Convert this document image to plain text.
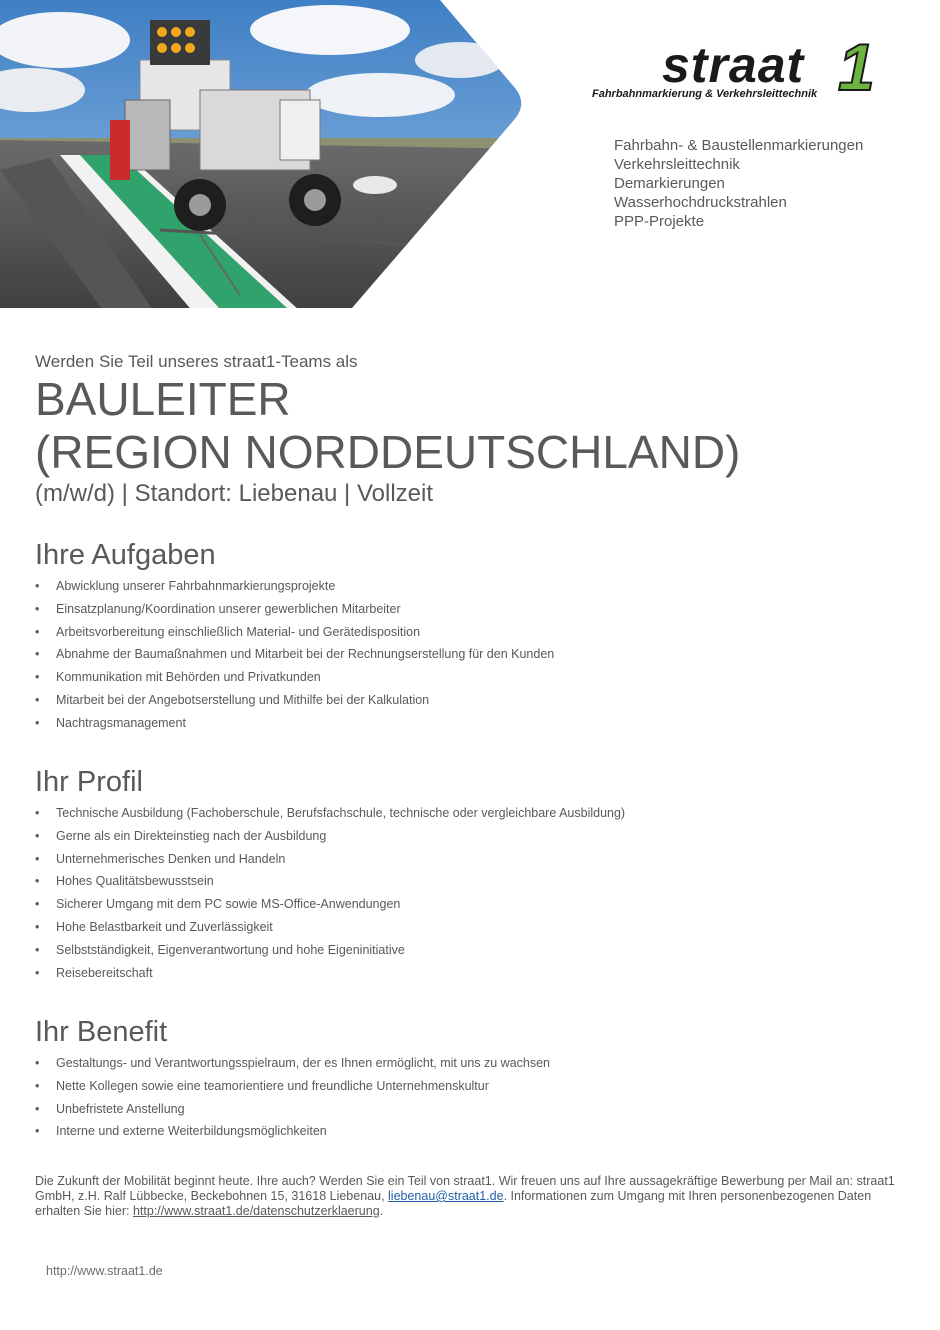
straat 1
Fahrbahnmarkierung & Verkehrsleittechnik
Fahrbahn- & Baustellenmarkierungen
Verkehrsleittechnik
Demarkierungen
Wasserhochdruckstrahlen
PPP-Projekte
Werden Sie Teil unseres straat1-Teams als
BAULEITER
(REGION NORDDEUTSCHLAND)
(m/w/d) | Standort: Liebenau | Vollzeit
Ihre Aufgaben
• Abwicklung unserer Fahrbahnmarkierungsprojekte
• Einsatzplanung/Koordination unserer gewerblichen Mitarbeiter
• Arbeitsvorbereitung einschließlich Material- und Gerätedisposition
• Abnahme der Baumaßnahmen und Mitarbeit bei der Rechnungserstellung für den Kunden
• Kommunikation mit Behörden und Privatkunden
• Mitarbeit bei der Angebotserstellung und Mithilfe bei der Kalkulation
• Nachtragsmanagement
Ihr Profil
• Technische Ausbildung (Fachoberschule, Berufsfachschule, technische oder vergleichbare Ausbildung)
• Gerne als ein Direkteinstieg nach der Ausbildung
• Unternehmerisches Denken und Handeln
• Hohes Qualitätsbewusstsein
• Sicherer Umgang mit dem PC sowie MS-Office-Anwendungen
• Hohe Belastbarkeit und Zuverlässigkeit
• Selbstständigkeit, Eigenverantwortung und hohe Eigeninitiative
• Reisebereitschaft
Ihr Benefit
• Gestaltungs- und Verantwortungsspielraum, der es Ihnen ermöglicht, mit uns zu wachsen
• Nette Kollegen sowie eine teamorientiere und freundliche Unternehmenskultur
• Unbefristete Anstellung
• Interne und externe Weiterbildungsmöglichkeiten

Die Zukunft der Mobilität beginnt heute. Ihre auch? Werden Sie ein Teil von straat1. Wir freuen uns auf Ihre aussagekräftige Bewerbung per Mail an: straat1 GmbH, z.H. Ralf Lübbecke, Beckebohnen 15, 31618 Liebenau, liebenau@straat1.de. Informationen zum Umgang mit Ihren personenbezogenen Daten erhalten Sie hier: http://www.straat1.de/datenschutzerklaerung.

http://www.straat1.de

==================================================

## Your goal
Give back each entry exactly as it appears, with no pictures.

## Solution below
Convert this document image to plain text.
straat 1
Fahrbahnmarkierung & Verkehrsleittechnik
Fahrbahn- & Baustellenmarkierungen
Verkehrsleittechnik
Demarkierungen
Wasserhochdruckstrahlen
PPP-Projekte
Werden Sie Teil unseres straat1-Teams als
BAULEITER
(REGION NORDDEUTSCHLAND)
(m/w/d) | Standort: Liebenau | Vollzeit
Ihre Aufgaben
• Abwicklung unserer Fahrbahnmarkierungsprojekte
• Einsatzplanung/Koordination unserer gewerblichen Mitarbeiter
• Arbeitsvorbereitung einschließlich Material- und Gerätedisposition
• Abnahme der Baumaßnahmen und Mitarbeit bei der Rechnungserstellung für den Kunden
• Kommunikation mit Behörden und Privatkunden
• Mitarbeit bei der Angebotserstellung und Mithilfe bei der Kalkulation
• Nachtragsmanagement
Ihr Profil
• Technische Ausbildung (Fachoberschule, Berufsfachschule, technische oder vergleichbare Ausbildung)
• Gerne als ein Direkteinstieg nach der Ausbildung
• Unternehmerisches Denken und Handeln
• Hohes Qualitätsbewusstsein
• Sicherer Umgang mit dem PC sowie MS-Office-Anwendungen
• Hohe Belastbarkeit und Zuverlässigkeit
• Selbstständigkeit, Eigenverantwortung und hohe Eigeninitiative
• Reisebereitschaft
Ihr Benefit
• Gestaltungs- und Verantwortungsspielraum, der es Ihnen ermöglicht, mit uns zu wachsen
• Nette Kollegen sowie eine teamorientiere und freundliche Unternehmenskultur
• Unbefristete Anstellung
• Interne und externe Weiterbildungsmöglichkeiten

Die Zukunft der Mobilität beginnt heute. Ihre auch? Werden Sie ein Teil von straat1. Wir freuen uns auf Ihre aussagekräftige Bewerbung per Mail an: straat1 GmbH, z.H. Ralf Lübbecke, Beckebohnen 15, 31618 Liebenau, liebenau@straat1.de. Informationen zum Umgang mit Ihren personenbezogenen Daten erhalten Sie hier: http://www.straat1.de/datenschutzerklaerung.

http://www.straat1.de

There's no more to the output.